____ RECORDS PROVIDED

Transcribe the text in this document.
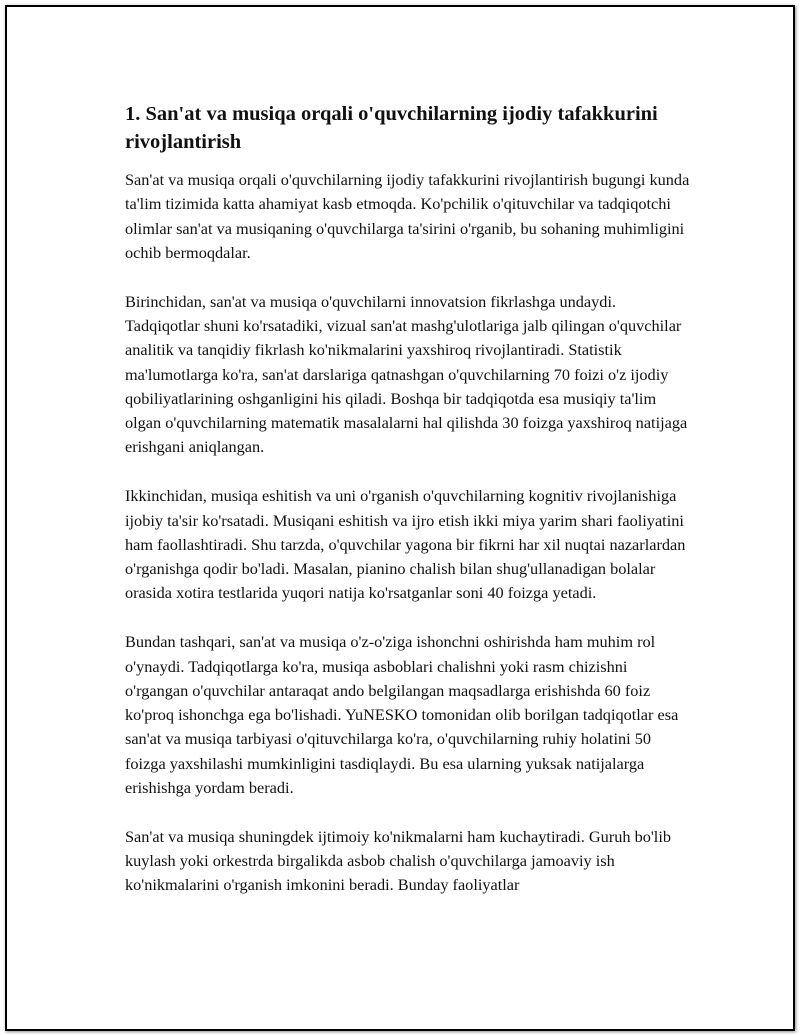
1. San'at va musiqa orqali o'quvchilarning ijodiy tafakkurini rivojlantirish

San'at va musiqa orqali o'quvchilarning ijodiy tafakkurini rivojlantirish bugungi kunda ta'lim tizimida katta ahamiyat kasb etmoqda. Ko'pchilik o'qituvchilar va tadqiqotchi olimlar san'at va musiqaning o'quvchilarga ta'sirini o'rganib, bu sohaning muhimligini ochib bermoqdalar.

Birinchidan, san'at va musiqa o'quvchilarni innovatsion fikrlashga undaydi. Tadqiqotlar shuni ko'rsatadiki, vizual san'at mashg'ulotlariga jalb qilingan o'quvchilar analitik va tanqidiy fikrlash ko'nikmalarini yaxshiroq rivojlantiradi. Statistik ma'lumotlarga ko'ra, san'at darslariga qatnashgan o'quvchilarning 70 foizi o'z ijodiy qobiliyatlarining oshganligini his qiladi. Boshqa bir tadqiqotda esa musiqiy ta'lim olgan o'quvchilarning matematik masalalarni hal qilishda 30 foizga yaxshiroq natijaga erishgani aniqlangan.

Ikkinchidan, musiqa eshitish va uni o'rganish o'quvchilarning kognitiv rivojlanishiga ijobiy ta'sir ko'rsatadi. Musiqani eshitish va ijro etish ikki miya yarim shari faoliyatini ham faollashtiradi. Shu tarzda, o'quvchilar yagona bir fikrni har xil nuqtai nazarlardan o'rganishga qodir bo'ladi. Masalan, pianino chalish bilan shug'ullanadigan bolalar orasida xotira testlarida yuqori natija ko'rsatganlar soni 40 foizga yetadi.

Bundan tashqari, san'at va musiqa o'z-o'ziga ishonchni oshirishda ham muhim rol o'ynaydi. Tadqiqotlarga ko'ra, musiqa asboblari chalishni yoki rasm chizishni o'rgangan o'quvchilar antaraqat ando belgilangan maqsadlarga erishishda 60 foiz ko'proq ishonchga ega bo'lishadi. YuNESKO tomonidan olib borilgan tadqiqotlar esa san'at va musiqa tarbiyasi o'qituvchilarga ko'ra, o'quvchilarning ruhiy holatini 50 foizga yaxshilashi mumkinligini tasdiqlaydi. Bu esa ularning yuksak natijalarga erishishga yordam beradi.

San'at va musiqa shuningdek ijtimoiy ko'nikmalarni ham kuchaytiradi. Guruh bo'lib kuylash yoki orkestrda birgalikda asbob chalish o'quvchilarga jamoaviy ish ko'nikmalarini o'rganish imkonini beradi. Bunday faoliyatlar
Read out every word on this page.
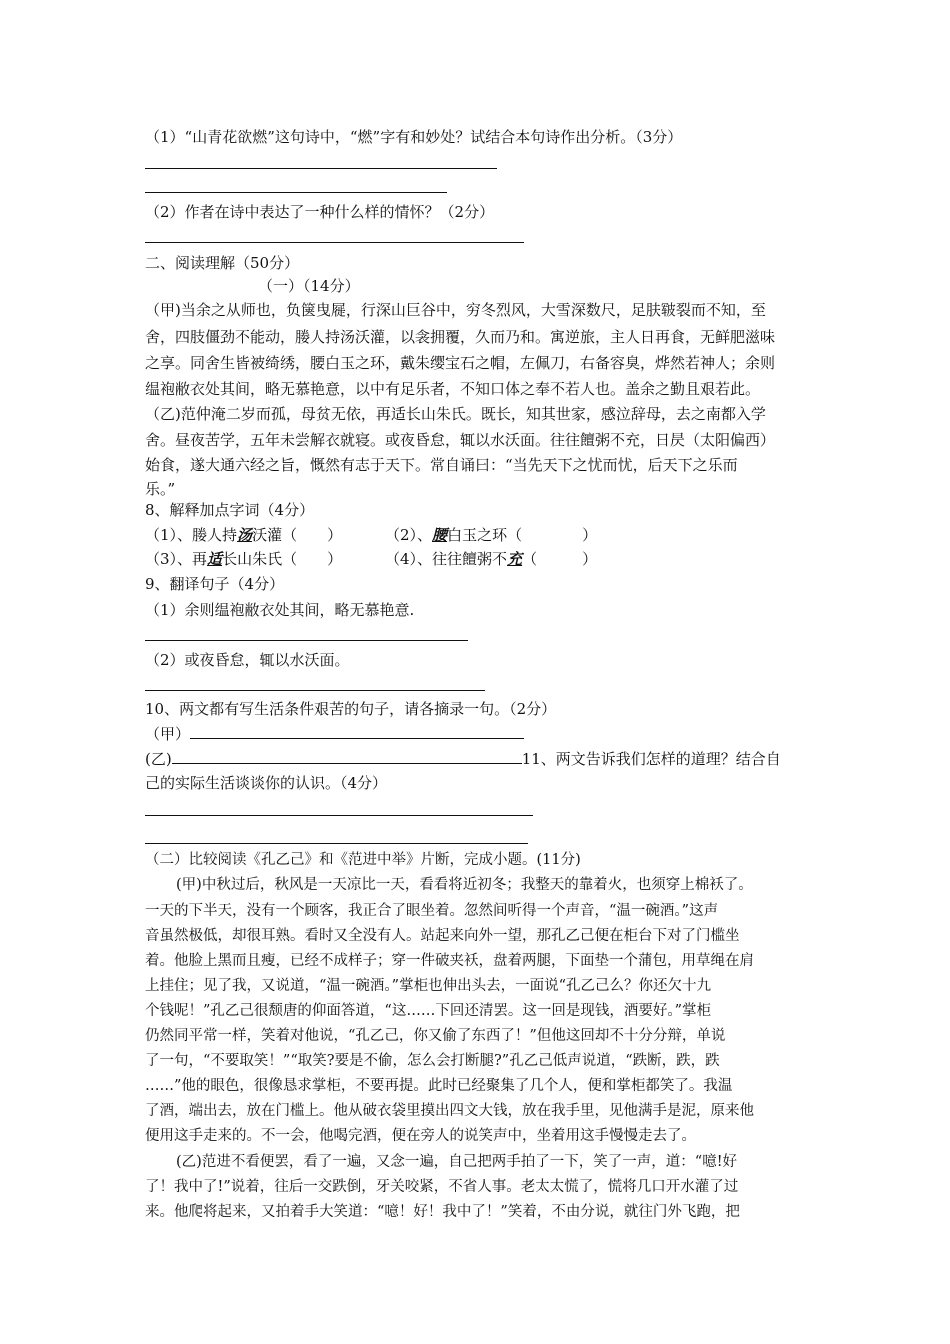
（1）“山青花欲燃”这句诗中，“燃”字有和妙处？试结合本句诗作出分析。（3分）
（2）作者在诗中表达了一种什么样的情怀？（2分）
二、阅读理解（50分）
（一）（14分）
（甲)当余之从师也，负箧曳屣，行深山巨谷中，穷冬烈风，大雪深数尺，足肤皲裂而不知，至
舍，四肢僵劲不能动，媵人持汤沃灌，以衾拥覆，久而乃和。寓逆旅，主人日再食，无鲜肥滋味
之享。同舍生皆被绮绣，腰白玉之环，戴朱缨宝石之帽，左佩刀，右备容臭，烨然若神人；余则
缊袍敝衣处其间，略无慕艳意，以中有足乐者，不知口体之奉不若人也。盖余之勤且艰若此。
（乙)范仲淹二岁而孤，母贫无依，再适长山朱氏。既长，知其世家，感泣辞母，去之南都入学
舍。昼夜苦学，五年未尝解衣就寝。或夜昏怠，辄以水沃面。往往饘粥不充，日昃（太阳偏西）
始食，遂大通六经之旨，慨然有志于天下。常自诵曰：“当先天下之忧而忧，后天下之乐而
乐。”
8、解释加点字词（4分）
（1）、媵人持汤沃灌（　　）	（2）、腰白玉之环（　　　　）
（3）、再适长山朱氏（　　）	（4）、往往饘粥不充（　　　）
9、翻译句子（4分）
（1）余则缊袍敝衣处其间，略无慕艳意.
（2）或夜昏怠，辄以水沃面。
10、两文都有写生活条件艰苦的句子，请各摘录一句。（2分）
（甲）
(乙)	11、两文告诉我们怎样的道理？结合自
己的实际生活谈谈你的认识。（4分）
（二）比较阅读《孔乙己》和《范进中举》片断，完成小题。(11分)
(甲)中秋过后，秋风是一天凉比一天，看看将近初冬；我整天的靠着火，也须穿上棉袄了。
一天的下半天，没有一个顾客，我正合了眼坐着。忽然间听得一个声音，“温一碗酒。”这声
音虽然极低，却很耳熟。看时又全没有人。站起来向外一望，那孔乙己便在柜台下对了门槛坐
着。他脸上黑而且瘦，已经不成样子；穿一件破夹袄，盘着两腿，下面垫一个蒲包，用草绳在肩
上挂住；见了我，又说道，“温一碗酒。”掌柜也伸出头去，一面说“孔乙己么？你还欠十九
个钱呢！”孔乙己很颓唐的仰面答道，“这……下回还清罢。这一回是现钱，酒要好。”掌柜
仍然同平常一样，笑着对他说，“孔乙己，你又偷了东西了！”但他这回却不十分分辩，单说
了一句，“不要取笑！”“取笑?要是不偷，怎么会打断腿?”孔乙己低声说道，“跌断，跌，跌
……”他的眼色，很像恳求掌柜，不要再提。此时已经聚集了几个人，便和掌柜都笑了。我温
了酒，端出去，放在门槛上。他从破衣袋里摸出四文大钱，放在我手里，见他满手是泥，原来他
便用这手走来的。不一会，他喝完酒，便在旁人的说笑声中，坐着用这手慢慢走去了。
(乙)范进不看便罢，看了一遍，又念一遍，自己把两手拍了一下，笑了一声，道：“噫!好
了！我中了!”说着，往后一交跌倒，牙关咬紧，不省人事。老太太慌了，慌将几口开水灌了过
来。他爬将起来，又拍着手大笑道：“噫！好！我中了！”笑着，不由分说，就往门外飞跑，把
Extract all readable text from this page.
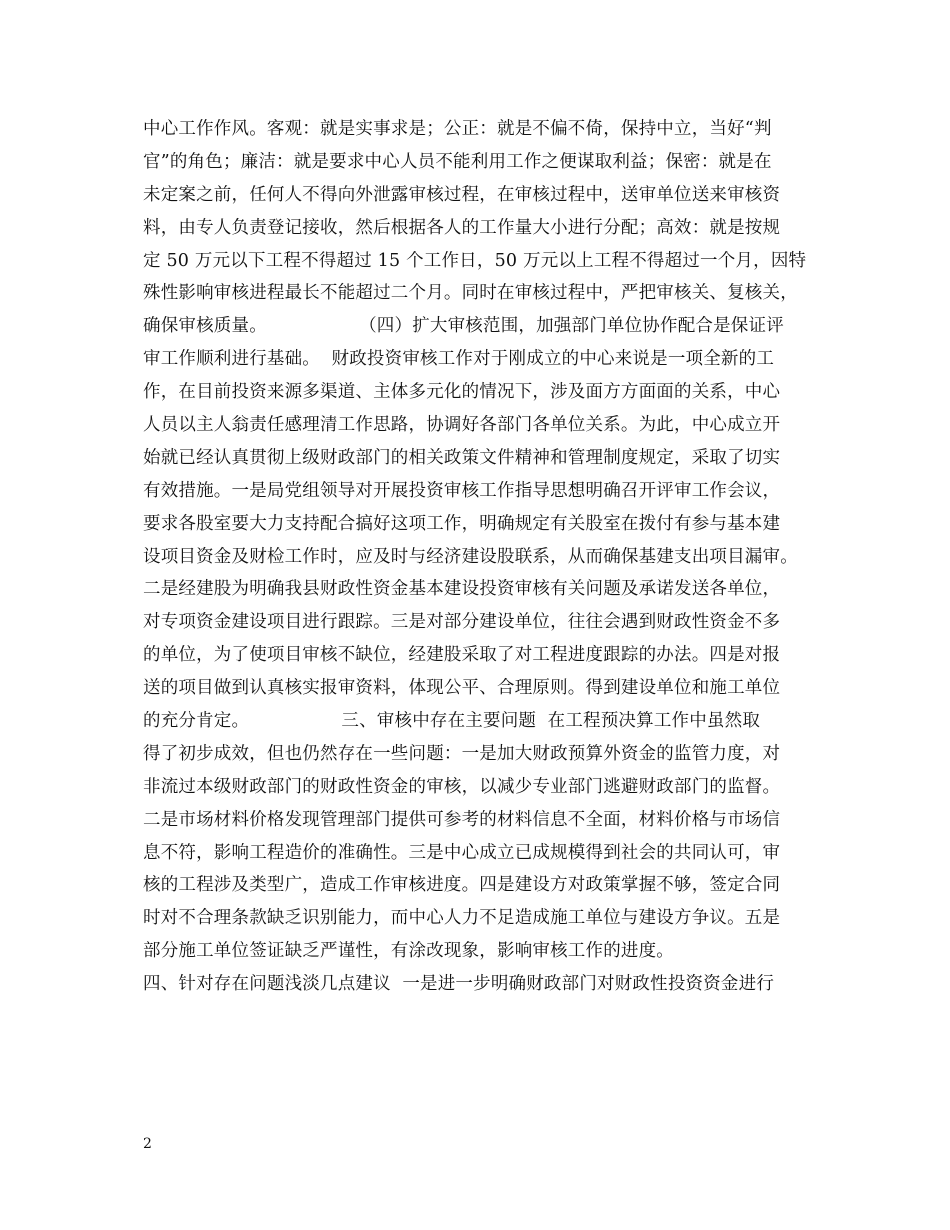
中心工作作风。客观：就是实事求是；公正：就是不偏不倚，保持中立，当好“判
官”的角色；廉洁：就是要求中心人员不能利用工作之便谋取利益；保密：就是在
未定案之前，任何人不得向外泄露审核过程，在审核过程中，送审单位送来审核资
料，由专人负责登记接收，然后根据各人的工作量大小进行分配；高效：就是按规
定 50 万元以下工程不得超过 15 个工作日，50 万元以上工程不得超过一个月，因特
殊性影响审核进程最长不能超过二个月。同时在审核过程中，严把审核关、复核关，
确保审核质量。                （四）扩大审核范围，加强部门单位协作配合是保证评
审工作顺利进行基础。  财政投资审核工作对于刚成立的中心来说是一项全新的工
作，在目前投资来源多渠道、主体多元化的情况下，涉及面方方面面的关系，中心
人员以主人翁责任感理清工作思路，协调好各部门各单位关系。为此，中心成立开
始就已经认真贯彻上级财政部门的相关政策文件精神和管理制度规定，采取了切实
有效措施。一是局党组领导对开展投资审核工作指导思想明确召开评审工作会议，
要求各股室要大力支持配合搞好这项工作，明确规定有关股室在拨付有参与基本建
设项目资金及财检工作时，应及时与经济建设股联系，从而确保基建支出项目漏审。
二是经建股为明确我县财政性资金基本建设投资审核有关问题及承诺发送各单位，
对专项资金建设项目进行跟踪。三是对部分建设单位，往往会遇到财政性资金不多
的单位，为了使项目审核不缺位，经建股采取了对工程进度跟踪的办法。四是对报
送的项目做到认真核实报审资料，体现公平、合理原则。得到建设单位和施工单位
的充分肯定。                三、审核中存在主要问题  在工程预决算工作中虽然取
得了初步成效，但也仍然存在一些问题：一是加大财政预算外资金的监管力度，对
非流过本级财政部门的财政性资金的审核，以减少专业部门逃避财政部门的监督。
二是市场材料价格发现管理部门提供可参考的材料信息不全面，材料价格与市场信
息不符，影响工程造价的准确性。三是中心成立已成规模得到社会的共同认可，审
核的工程涉及类型广，造成工作审核进度。四是建设方对政策掌握不够，签定合同
时对不合理条款缺乏识别能力，而中心人力不足造成施工单位与建设方争议。五是
部分施工单位签证缺乏严谨性，有涂改现象，影响审核工作的进度。
四、针对存在问题浅淡几点建议  一是进一步明确财政部门对财政性投资资金进行
2
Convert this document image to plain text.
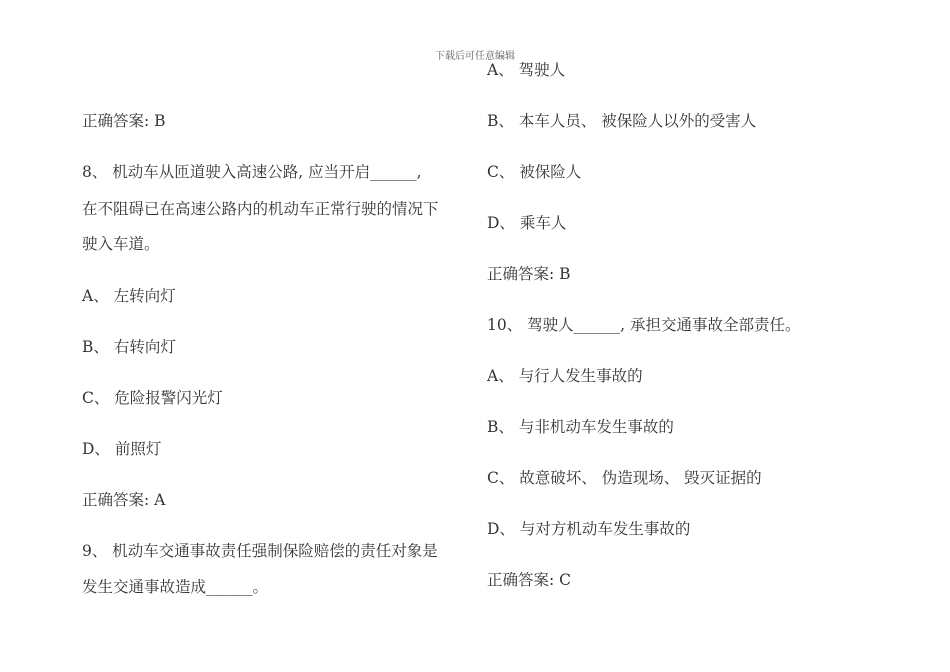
下载后可任意编辑
正确答案: B
8、 机动车从匝道驶入高速公路, 应当开启______,
在不阻碍已在高速公路内的机动车正常行驶的情况下
驶入车道。
A、 左转向灯
B、 右转向灯
C、 危险报警闪光灯
D、 前照灯
正确答案: A
9、 机动车交通事故责任强制保险赔偿的责任对象是
发生交通事故造成______。
A、 驾驶人
B、 本车人员、 被保险人以外的受害人
C、 被保险人
D、 乘车人
正确答案: B
10、 驾驶人______, 承担交通事故全部责任。
A、 与行人发生事故的
B、 与非机动车发生事故的
C、 故意破坏、 伪造现场、 毁灭证据的
D、 与对方机动车发生事故的
正确答案: C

________

■ EXERCISE REQUIREMENTS: Every line from the one with "Convert this document image to plain text." through the last line of the material gets printed exactly, and nothing more. Omit the pictures.

■ WORKED SOLUTION:
Convert this document image to plain text.
下载后可任意编辑
正确答案: B
8、 机动车从匝道驶入高速公路, 应当开启______,
在不阻碍已在高速公路内的机动车正常行驶的情况下
驶入车道。
A、 左转向灯
B、 右转向灯
C、 危险报警闪光灯
D、 前照灯
正确答案: A
9、 机动车交通事故责任强制保险赔偿的责任对象是
发生交通事故造成______。
A、 驾驶人
B、 本车人员、 被保险人以外的受害人
C、 被保险人
D、 乘车人
正确答案: B
10、 驾驶人______, 承担交通事故全部责任。
A、 与行人发生事故的
B、 与非机动车发生事故的
C、 故意破坏、 伪造现场、 毁灭证据的
D、 与对方机动车发生事故的
正确答案: C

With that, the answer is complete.